§ **DATA FOR THE TASK**:
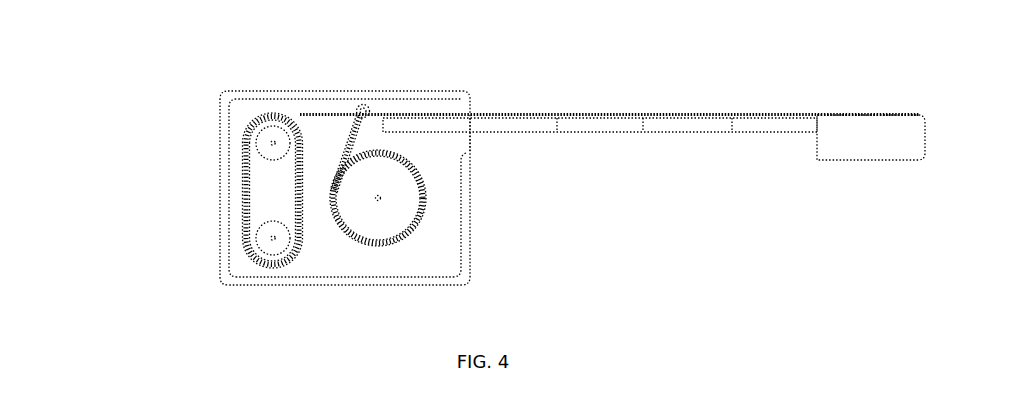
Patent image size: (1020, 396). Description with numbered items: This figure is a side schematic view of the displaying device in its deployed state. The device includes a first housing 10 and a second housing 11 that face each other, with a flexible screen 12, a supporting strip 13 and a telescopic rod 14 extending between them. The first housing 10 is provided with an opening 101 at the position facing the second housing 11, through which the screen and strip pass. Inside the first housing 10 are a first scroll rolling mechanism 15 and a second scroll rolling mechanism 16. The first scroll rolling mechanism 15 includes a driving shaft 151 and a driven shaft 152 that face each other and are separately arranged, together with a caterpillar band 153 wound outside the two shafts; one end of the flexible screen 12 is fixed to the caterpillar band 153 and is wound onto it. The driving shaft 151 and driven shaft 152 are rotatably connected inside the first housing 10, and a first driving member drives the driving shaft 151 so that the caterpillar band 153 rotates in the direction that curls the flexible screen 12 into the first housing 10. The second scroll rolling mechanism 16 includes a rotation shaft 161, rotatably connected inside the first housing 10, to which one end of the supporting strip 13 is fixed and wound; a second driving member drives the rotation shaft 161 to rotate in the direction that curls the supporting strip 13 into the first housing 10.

The first housing 10 is at (272, 92).
The second housing 11 is at (857, 116).
The flexible screen 12 is at (340, 93).
The supporting strip 13 is at (408, 160).
The telescopic rod 14 is at (544, 128).
The first scroll rolling mechanism 15 is at (179, 192).
The second scroll rolling mechanism 16 is at (427, 270).
The opening 101 is at (466, 157).
The driving shaft 151 is at (226, 239).
The driven shaft 152 is at (262, 155).
The caterpillar band 153 is at (302, 222).
The rotation shaft 161 is at (383, 233).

§ **WRITTEN REQUEST**:
Can you write out the rows above word for word, from the first line through the line with "The telescopic rod 14 is at (544, 128).", with both of those lines included? Leave the pictures out.

§ **TASK OUTPUT**:
Patent image size: (1020, 396). Description with numbered items: This figure is a side schematic view of the displaying device in its deployed state. The device includes a first housing 10 and a second housing 11 that face each other, with a flexible screen 12, a supporting strip 13 and a telescopic rod 14 extending between them. The first housing 10 is provided with an opening 101 at the position facing the second housing 11, through which the screen and strip pass. Inside the first housing 10 are a first scroll rolling mechanism 15 and a second scroll rolling mechanism 16. The first scroll rolling mechanism 15 includes a driving shaft 151 and a driven shaft 152 that face each other and are separately arranged, together with a caterpillar band 153 wound outside the two shafts; one end of the flexible screen 12 is fixed to the caterpillar band 153 and is wound onto it. The driving shaft 151 and driven shaft 152 are rotatably connected inside the first housing 10, and a first driving member drives the driving shaft 151 so that the caterpillar band 153 rotates in the direction that curls the flexible screen 12 into the first housing 10. The second scroll rolling mechanism 16 includes a rotation shaft 161, rotatably connected inside the first housing 10, to which one end of the supporting strip 13 is fixed and wound; a second driving member drives the rotation shaft 161 to rotate in the direction that curls the supporting strip 13 into the first housing 10.

The first housing 10 is at (272, 92).
The second housing 11 is at (857, 116).
The flexible screen 12 is at (340, 93).
The supporting strip 13 is at (408, 160).
The telescopic rod 14 is at (544, 128).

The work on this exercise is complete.